→ **AVAILABLE DATA**

┌────────

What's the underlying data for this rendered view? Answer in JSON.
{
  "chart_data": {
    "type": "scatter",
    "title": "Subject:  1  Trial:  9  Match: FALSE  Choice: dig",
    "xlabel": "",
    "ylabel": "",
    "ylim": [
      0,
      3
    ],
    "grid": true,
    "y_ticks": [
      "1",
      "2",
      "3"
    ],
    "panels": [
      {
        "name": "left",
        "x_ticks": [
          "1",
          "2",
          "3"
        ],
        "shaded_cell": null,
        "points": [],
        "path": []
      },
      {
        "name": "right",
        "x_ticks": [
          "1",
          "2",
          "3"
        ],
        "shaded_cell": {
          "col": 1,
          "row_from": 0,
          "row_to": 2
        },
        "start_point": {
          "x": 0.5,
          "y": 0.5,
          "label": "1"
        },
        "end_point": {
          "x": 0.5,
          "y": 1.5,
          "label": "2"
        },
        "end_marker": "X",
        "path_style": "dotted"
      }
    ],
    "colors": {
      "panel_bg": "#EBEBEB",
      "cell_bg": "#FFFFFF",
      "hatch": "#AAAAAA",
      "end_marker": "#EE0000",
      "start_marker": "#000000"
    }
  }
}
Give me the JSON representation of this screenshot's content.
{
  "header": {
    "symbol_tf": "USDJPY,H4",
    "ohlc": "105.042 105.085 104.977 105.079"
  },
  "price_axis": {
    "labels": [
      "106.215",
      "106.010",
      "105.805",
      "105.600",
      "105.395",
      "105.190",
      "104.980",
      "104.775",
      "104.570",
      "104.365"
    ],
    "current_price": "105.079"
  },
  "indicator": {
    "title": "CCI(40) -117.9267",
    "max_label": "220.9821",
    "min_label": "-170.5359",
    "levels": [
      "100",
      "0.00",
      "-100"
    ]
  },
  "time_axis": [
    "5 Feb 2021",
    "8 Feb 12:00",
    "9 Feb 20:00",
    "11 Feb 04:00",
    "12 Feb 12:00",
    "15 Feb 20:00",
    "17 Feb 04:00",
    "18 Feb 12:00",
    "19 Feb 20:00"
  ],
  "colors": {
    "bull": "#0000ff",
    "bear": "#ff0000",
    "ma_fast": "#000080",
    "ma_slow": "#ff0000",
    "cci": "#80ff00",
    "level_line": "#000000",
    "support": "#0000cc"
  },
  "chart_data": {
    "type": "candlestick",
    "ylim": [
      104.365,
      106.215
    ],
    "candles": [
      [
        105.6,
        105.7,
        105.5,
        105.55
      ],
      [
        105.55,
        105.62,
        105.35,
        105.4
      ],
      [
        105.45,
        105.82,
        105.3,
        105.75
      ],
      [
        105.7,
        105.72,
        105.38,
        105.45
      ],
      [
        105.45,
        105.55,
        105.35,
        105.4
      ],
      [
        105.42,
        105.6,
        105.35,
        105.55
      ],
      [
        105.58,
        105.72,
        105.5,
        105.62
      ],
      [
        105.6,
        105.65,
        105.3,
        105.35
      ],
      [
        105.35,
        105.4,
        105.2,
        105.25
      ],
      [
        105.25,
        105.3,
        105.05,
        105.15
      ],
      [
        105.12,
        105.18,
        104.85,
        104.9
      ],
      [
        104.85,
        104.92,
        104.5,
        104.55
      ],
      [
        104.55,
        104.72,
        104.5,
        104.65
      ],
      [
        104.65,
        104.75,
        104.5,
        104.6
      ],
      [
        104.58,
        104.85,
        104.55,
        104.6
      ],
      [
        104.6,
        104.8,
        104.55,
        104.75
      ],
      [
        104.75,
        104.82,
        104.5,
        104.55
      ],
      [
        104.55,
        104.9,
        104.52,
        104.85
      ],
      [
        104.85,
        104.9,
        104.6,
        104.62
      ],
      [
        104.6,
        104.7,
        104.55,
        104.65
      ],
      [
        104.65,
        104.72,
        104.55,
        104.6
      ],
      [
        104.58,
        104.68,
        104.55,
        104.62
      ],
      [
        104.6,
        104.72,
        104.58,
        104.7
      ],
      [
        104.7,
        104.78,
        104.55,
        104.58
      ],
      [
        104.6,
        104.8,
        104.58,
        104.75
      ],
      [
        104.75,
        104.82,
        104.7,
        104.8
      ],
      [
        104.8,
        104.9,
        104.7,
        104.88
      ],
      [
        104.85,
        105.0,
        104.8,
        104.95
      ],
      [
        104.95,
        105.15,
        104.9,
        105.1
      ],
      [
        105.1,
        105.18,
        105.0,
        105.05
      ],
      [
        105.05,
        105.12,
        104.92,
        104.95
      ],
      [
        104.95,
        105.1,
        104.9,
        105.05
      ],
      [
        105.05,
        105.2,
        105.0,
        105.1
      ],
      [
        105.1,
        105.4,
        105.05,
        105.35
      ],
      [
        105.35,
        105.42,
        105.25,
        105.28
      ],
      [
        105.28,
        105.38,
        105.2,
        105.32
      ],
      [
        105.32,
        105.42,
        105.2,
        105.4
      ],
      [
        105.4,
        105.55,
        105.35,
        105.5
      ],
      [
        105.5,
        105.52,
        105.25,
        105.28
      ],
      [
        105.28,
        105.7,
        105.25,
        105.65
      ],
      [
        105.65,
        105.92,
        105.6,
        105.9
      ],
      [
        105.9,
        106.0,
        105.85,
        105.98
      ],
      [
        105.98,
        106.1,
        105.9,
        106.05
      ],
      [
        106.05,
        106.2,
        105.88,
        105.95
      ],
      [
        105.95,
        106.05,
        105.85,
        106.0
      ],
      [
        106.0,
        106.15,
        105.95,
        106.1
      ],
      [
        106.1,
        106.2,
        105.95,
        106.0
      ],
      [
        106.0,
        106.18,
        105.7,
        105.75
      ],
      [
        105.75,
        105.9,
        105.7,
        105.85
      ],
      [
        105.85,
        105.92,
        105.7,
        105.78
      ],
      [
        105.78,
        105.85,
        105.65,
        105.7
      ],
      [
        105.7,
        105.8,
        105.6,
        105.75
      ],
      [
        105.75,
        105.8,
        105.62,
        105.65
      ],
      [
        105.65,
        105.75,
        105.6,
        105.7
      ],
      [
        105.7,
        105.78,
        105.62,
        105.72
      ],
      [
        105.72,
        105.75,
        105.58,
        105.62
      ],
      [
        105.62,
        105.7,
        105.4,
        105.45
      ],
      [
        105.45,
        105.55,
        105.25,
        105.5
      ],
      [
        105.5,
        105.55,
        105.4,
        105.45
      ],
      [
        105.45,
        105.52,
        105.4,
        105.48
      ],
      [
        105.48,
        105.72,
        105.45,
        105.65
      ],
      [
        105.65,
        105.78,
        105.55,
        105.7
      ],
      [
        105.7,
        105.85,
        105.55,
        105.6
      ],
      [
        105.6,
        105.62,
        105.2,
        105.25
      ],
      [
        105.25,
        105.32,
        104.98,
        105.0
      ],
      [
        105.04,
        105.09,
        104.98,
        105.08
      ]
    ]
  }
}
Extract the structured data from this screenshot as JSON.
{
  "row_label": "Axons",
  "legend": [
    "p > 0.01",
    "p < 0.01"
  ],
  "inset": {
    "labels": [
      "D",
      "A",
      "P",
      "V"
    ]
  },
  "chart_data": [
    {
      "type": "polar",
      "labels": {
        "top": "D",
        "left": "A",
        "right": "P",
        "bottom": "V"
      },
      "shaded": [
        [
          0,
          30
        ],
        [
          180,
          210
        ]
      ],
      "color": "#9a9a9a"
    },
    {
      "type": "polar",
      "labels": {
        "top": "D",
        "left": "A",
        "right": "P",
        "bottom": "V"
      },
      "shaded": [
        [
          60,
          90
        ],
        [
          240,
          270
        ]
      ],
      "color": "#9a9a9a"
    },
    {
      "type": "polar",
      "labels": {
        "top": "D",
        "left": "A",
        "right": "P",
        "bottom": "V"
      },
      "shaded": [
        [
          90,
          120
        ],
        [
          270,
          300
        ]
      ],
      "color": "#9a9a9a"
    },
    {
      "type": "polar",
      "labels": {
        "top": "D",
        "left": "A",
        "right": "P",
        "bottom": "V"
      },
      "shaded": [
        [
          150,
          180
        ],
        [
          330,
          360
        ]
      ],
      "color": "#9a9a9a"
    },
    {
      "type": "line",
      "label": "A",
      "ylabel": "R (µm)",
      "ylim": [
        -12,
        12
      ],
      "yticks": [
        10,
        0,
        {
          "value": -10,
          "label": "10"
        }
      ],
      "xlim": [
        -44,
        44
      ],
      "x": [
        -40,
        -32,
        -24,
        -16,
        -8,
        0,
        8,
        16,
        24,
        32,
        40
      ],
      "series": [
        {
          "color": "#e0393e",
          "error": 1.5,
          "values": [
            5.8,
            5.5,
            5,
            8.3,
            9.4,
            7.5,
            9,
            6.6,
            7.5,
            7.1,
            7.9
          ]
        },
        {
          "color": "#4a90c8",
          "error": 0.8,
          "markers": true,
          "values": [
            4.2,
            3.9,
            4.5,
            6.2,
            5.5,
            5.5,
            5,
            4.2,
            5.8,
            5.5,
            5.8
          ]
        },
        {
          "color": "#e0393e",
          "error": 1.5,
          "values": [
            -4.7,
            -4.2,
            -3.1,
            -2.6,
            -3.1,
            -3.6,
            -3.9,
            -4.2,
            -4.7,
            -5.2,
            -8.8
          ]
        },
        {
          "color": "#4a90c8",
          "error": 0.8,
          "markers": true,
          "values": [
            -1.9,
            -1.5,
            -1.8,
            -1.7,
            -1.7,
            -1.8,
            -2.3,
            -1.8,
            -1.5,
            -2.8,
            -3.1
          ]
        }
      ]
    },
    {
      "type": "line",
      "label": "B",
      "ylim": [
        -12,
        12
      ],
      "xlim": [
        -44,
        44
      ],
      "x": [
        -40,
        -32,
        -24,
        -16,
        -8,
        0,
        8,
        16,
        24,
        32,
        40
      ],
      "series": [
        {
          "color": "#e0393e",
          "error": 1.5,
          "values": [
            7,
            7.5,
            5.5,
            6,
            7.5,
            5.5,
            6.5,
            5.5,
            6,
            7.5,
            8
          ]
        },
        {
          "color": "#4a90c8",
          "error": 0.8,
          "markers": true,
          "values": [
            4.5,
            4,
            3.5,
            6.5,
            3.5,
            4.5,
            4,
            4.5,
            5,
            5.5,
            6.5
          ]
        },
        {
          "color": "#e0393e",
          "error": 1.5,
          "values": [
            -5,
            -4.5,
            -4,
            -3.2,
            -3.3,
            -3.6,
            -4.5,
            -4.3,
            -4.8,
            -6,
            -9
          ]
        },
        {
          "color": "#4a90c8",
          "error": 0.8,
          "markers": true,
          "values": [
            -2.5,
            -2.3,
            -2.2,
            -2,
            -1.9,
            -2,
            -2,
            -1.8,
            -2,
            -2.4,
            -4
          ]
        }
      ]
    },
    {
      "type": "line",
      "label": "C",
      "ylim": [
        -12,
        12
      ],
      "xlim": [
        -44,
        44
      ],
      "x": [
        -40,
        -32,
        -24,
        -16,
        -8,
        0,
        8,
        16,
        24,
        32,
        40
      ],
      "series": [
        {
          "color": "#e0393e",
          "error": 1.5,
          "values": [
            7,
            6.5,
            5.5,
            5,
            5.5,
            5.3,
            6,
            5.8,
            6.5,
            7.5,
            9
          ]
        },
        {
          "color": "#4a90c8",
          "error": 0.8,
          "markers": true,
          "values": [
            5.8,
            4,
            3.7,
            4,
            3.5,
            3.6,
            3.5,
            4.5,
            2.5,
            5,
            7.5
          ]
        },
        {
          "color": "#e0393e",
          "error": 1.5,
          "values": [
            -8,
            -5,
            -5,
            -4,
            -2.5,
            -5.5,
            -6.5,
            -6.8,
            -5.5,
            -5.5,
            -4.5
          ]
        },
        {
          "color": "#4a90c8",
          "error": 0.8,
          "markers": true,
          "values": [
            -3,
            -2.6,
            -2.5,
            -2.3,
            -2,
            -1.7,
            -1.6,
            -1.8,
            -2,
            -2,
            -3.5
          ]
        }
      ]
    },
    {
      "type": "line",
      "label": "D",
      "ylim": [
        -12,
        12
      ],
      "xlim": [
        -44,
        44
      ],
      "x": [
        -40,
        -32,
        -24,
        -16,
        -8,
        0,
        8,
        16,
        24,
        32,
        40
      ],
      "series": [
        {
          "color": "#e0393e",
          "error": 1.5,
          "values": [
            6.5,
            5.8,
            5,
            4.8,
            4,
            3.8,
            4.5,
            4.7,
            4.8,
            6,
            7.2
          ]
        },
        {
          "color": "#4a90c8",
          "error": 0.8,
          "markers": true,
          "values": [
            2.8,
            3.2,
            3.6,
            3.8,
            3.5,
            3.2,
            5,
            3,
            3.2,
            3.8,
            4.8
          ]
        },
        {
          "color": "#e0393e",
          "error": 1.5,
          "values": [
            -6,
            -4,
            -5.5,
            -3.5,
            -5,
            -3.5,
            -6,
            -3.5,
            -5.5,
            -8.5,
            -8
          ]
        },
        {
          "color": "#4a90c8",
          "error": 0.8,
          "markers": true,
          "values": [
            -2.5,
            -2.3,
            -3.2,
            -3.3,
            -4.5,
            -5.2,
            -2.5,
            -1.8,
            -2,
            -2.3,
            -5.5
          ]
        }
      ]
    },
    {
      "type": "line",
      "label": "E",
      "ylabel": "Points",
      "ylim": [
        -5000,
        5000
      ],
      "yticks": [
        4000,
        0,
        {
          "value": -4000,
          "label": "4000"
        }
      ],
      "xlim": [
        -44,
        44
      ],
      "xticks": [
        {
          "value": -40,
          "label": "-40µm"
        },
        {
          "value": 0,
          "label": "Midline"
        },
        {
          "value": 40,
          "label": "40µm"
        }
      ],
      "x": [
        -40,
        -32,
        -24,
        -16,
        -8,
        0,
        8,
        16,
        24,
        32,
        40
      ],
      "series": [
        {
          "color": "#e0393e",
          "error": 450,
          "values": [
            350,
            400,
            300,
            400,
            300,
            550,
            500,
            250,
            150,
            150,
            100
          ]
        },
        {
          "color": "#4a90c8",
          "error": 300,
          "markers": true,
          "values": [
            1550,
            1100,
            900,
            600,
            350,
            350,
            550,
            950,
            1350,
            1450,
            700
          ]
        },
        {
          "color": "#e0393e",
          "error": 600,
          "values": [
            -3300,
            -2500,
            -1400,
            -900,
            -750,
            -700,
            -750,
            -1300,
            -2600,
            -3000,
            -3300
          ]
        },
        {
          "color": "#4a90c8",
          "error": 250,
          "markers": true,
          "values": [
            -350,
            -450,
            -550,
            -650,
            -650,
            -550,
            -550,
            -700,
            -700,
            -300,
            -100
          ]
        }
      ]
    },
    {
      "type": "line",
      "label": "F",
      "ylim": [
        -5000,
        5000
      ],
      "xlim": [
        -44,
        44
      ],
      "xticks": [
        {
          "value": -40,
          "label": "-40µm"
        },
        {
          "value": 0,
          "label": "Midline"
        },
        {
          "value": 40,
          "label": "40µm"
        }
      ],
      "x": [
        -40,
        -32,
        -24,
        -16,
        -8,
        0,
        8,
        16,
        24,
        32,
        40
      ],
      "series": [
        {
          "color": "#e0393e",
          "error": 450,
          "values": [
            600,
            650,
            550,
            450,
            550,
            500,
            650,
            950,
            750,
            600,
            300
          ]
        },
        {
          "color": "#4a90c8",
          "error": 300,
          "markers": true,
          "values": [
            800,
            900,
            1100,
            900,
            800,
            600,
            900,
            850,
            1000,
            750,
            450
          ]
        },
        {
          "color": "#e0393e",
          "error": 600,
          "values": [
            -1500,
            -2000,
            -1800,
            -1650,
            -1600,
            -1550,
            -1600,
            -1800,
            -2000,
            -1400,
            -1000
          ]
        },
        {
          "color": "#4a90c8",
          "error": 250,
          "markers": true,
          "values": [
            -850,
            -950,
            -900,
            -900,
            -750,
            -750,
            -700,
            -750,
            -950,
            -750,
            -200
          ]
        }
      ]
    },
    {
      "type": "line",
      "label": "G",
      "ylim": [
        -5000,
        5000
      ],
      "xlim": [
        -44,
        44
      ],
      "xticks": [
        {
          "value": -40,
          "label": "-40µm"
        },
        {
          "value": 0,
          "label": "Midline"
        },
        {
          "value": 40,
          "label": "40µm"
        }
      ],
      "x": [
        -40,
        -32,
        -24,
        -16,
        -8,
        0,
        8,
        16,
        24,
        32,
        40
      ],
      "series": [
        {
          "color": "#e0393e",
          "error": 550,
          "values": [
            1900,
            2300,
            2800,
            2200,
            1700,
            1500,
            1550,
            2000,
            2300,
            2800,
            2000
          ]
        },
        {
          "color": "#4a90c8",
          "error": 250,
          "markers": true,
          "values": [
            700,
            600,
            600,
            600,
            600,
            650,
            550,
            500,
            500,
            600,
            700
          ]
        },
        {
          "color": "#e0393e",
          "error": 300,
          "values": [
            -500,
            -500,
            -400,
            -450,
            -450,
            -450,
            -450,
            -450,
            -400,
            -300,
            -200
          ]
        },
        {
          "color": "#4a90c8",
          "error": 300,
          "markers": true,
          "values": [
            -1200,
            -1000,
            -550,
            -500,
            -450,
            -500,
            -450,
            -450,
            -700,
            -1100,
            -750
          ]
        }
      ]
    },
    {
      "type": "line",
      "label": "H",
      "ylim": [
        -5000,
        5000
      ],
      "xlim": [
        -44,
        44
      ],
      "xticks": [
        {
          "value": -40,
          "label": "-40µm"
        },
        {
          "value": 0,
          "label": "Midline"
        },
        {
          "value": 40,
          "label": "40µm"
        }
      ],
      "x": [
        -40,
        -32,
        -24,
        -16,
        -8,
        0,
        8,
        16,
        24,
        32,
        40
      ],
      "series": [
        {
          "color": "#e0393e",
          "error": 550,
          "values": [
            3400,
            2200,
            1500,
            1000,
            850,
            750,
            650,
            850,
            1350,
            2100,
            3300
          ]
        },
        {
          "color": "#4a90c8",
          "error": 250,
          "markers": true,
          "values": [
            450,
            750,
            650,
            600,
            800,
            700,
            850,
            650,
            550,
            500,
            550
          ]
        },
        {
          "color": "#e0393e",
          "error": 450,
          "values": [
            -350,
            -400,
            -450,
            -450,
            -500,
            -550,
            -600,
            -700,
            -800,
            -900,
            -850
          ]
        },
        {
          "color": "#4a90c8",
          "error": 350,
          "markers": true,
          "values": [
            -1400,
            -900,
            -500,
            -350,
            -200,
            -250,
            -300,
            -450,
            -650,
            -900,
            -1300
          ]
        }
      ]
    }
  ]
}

└────────

→ **EXERCISE BRIEF**
Take every line from the data above that holds "screenshot" and copy it out.

→ **EXERCISE RESPONSE**
Give me the JSON representation of this screenshot's content.
Extract the structured data from this screenshot as JSON.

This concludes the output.